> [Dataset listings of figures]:
↓↓↓

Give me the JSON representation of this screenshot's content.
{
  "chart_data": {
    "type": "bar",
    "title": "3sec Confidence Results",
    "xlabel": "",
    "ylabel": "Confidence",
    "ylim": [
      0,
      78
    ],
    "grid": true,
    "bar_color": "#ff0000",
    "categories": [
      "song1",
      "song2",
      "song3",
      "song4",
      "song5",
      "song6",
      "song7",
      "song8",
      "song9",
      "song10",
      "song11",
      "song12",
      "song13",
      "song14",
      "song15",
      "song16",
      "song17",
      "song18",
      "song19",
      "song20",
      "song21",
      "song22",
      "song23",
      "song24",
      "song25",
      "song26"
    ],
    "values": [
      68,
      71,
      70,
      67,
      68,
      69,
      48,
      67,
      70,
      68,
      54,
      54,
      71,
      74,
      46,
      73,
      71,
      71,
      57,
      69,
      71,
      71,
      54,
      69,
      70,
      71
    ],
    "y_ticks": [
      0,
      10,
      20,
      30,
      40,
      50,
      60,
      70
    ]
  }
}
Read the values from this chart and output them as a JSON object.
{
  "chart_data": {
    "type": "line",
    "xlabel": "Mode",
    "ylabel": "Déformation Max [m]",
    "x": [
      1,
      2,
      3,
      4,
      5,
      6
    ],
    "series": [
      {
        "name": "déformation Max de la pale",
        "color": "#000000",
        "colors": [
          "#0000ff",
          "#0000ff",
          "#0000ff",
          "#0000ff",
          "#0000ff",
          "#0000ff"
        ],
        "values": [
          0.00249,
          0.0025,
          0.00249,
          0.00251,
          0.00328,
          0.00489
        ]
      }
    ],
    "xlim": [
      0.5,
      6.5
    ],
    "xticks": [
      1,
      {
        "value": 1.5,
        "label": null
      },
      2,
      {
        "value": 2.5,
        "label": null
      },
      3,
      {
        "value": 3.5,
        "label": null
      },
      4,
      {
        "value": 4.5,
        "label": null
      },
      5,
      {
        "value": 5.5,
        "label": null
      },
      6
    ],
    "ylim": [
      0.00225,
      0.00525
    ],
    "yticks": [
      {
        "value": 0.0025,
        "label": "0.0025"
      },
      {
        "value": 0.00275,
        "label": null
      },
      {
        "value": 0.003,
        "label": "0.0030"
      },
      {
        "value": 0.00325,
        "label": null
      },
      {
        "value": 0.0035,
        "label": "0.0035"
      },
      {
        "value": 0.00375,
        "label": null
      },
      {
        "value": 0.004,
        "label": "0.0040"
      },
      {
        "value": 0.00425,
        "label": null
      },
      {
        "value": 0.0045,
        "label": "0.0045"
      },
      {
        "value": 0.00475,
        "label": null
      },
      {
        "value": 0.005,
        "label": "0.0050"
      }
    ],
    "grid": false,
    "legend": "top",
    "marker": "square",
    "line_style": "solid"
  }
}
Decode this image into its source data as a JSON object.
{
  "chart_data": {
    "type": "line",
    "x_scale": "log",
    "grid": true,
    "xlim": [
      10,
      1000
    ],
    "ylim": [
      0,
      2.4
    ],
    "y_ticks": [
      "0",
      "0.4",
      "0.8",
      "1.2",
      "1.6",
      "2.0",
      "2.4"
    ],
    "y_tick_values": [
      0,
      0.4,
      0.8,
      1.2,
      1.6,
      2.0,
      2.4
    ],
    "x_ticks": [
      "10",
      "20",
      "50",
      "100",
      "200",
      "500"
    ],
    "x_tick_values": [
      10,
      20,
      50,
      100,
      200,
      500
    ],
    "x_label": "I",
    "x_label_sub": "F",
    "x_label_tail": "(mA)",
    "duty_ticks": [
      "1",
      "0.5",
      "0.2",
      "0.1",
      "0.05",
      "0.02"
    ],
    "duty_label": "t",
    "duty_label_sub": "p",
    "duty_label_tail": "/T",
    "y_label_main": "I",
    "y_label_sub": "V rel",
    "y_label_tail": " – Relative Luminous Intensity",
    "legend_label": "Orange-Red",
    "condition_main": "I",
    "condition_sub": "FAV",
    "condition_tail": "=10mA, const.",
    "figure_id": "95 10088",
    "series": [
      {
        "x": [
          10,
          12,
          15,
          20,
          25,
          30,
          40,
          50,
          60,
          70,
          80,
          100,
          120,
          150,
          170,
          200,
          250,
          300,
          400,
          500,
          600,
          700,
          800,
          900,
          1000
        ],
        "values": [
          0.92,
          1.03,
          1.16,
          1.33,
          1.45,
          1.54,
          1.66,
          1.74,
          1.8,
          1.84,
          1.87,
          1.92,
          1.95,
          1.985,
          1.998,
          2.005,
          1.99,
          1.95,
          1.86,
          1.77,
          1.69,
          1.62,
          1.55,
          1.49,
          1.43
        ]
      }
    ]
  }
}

↑↑↑

Write down every line of the data exactly as it appears above.

Give me the JSON representation of this screenshot's content.
{
  "chart_data": {
    "type": "bar",
    "title": "3sec Confidence Results",
    "xlabel": "",
    "ylabel": "Confidence",
    "ylim": [
      0,
      78
    ],
    "grid": true,
    "bar_color": "#ff0000",
    "categories": [
      "song1",
      "song2",
      "song3",
      "song4",
      "song5",
      "song6",
      "song7",
      "song8",
      "song9",
      "song10",
      "song11",
      "song12",
      "song13",
      "song14",
      "song15",
      "song16",
      "song17",
      "song18",
      "song19",
      "song20",
      "song21",
      "song22",
      "song23",
      "song24",
      "song25",
      "song26"
    ],
    "values": [
      68,
      71,
      70,
      67,
      68,
      69,
      48,
      67,
      70,
      68,
      54,
      54,
      71,
      74,
      46,
      73,
      71,
      71,
      57,
      69,
      71,
      71,
      54,
      69,
      70,
      71
    ],
    "y_ticks": [
      0,
      10,
      20,
      30,
      40,
      50,
      60,
      70
    ]
  }
}
Read the values from this chart and output them as a JSON object.
{
  "chart_data": {
    "type": "line",
    "xlabel": "Mode",
    "ylabel": "Déformation Max [m]",
    "x": [
      1,
      2,
      3,
      4,
      5,
      6
    ],
    "series": [
      {
        "name": "déformation Max de la pale",
        "color": "#000000",
        "colors": [
          "#0000ff",
          "#0000ff",
          "#0000ff",
          "#0000ff",
          "#0000ff",
          "#0000ff"
        ],
        "values": [
          0.00249,
          0.0025,
          0.00249,
          0.00251,
          0.00328,
          0.00489
        ]
      }
    ],
    "xlim": [
      0.5,
      6.5
    ],
    "xticks": [
      1,
      {
        "value": 1.5,
        "label": null
      },
      2,
      {
        "value": 2.5,
        "label": null
      },
      3,
      {
        "value": 3.5,
        "label": null
      },
      4,
      {
        "value": 4.5,
        "label": null
      },
      5,
      {
        "value": 5.5,
        "label": null
      },
      6
    ],
    "ylim": [
      0.00225,
      0.00525
    ],
    "yticks": [
      {
        "value": 0.0025,
        "label": "0.0025"
      },
      {
        "value": 0.00275,
        "label": null
      },
      {
        "value": 0.003,
        "label": "0.0030"
      },
      {
        "value": 0.00325,
        "label": null
      },
      {
        "value": 0.0035,
        "label": "0.0035"
      },
      {
        "value": 0.00375,
        "label": null
      },
      {
        "value": 0.004,
        "label": "0.0040"
      },
      {
        "value": 0.00425,
        "label": null
      },
      {
        "value": 0.0045,
        "label": "0.0045"
      },
      {
        "value": 0.00475,
        "label": null
      },
      {
        "value": 0.005,
        "label": "0.0050"
      }
    ],
    "grid": false,
    "legend": "top",
    "marker": "square",
    "line_style": "solid"
  }
}
Decode this image into its source data as a JSON object.
{
  "chart_data": {
    "type": "line",
    "x_scale": "log",
    "grid": true,
    "xlim": [
      10,
      1000
    ],
    "ylim": [
      0,
      2.4
    ],
    "y_ticks": [
      "0",
      "0.4",
      "0.8",
      "1.2",
      "1.6",
      "2.0",
      "2.4"
    ],
    "y_tick_values": [
      0,
      0.4,
      0.8,
      1.2,
      1.6,
      2.0,
      2.4
    ],
    "x_ticks": [
      "10",
      "20",
      "50",
      "100",
      "200",
      "500"
    ],
    "x_tick_values": [
      10,
      20,
      50,
      100,
      200,
      500
    ],
    "x_label": "I",
    "x_label_sub": "F",
    "x_label_tail": "(mA)",
    "duty_ticks": [
      "1",
      "0.5",
      "0.2",
      "0.1",
      "0.05",
      "0.02"
    ],
    "duty_label": "t",
    "duty_label_sub": "p",
    "duty_label_tail": "/T",
    "y_label_main": "I",
    "y_label_sub": "V rel",
    "y_label_tail": " – Relative Luminous Intensity",
    "legend_label": "Orange-Red",
    "condition_main": "I",
    "condition_sub": "FAV",
    "condition_tail": "=10mA, const.",
    "figure_id": "95 10088",
    "series": [
      {
        "x": [
          10,
          12,
          15,
          20,
          25,
          30,
          40,
          50,
          60,
          70,
          80,
          100,
          120,
          150,
          170,
          200,
          250,
          300,
          400,
          500,
          600,
          700,
          800,
          900,
          1000
        ],
        "values": [
          0.92,
          1.03,
          1.16,
          1.33,
          1.45,
          1.54,
          1.66,
          1.74,
          1.8,
          1.84,
          1.87,
          1.92,
          1.95,
          1.985,
          1.998,
          2.005,
          1.99,
          1.95,
          1.86,
          1.77,
          1.69,
          1.62,
          1.55,
          1.49,
          1.43
        ]
      }
    ]
  }
}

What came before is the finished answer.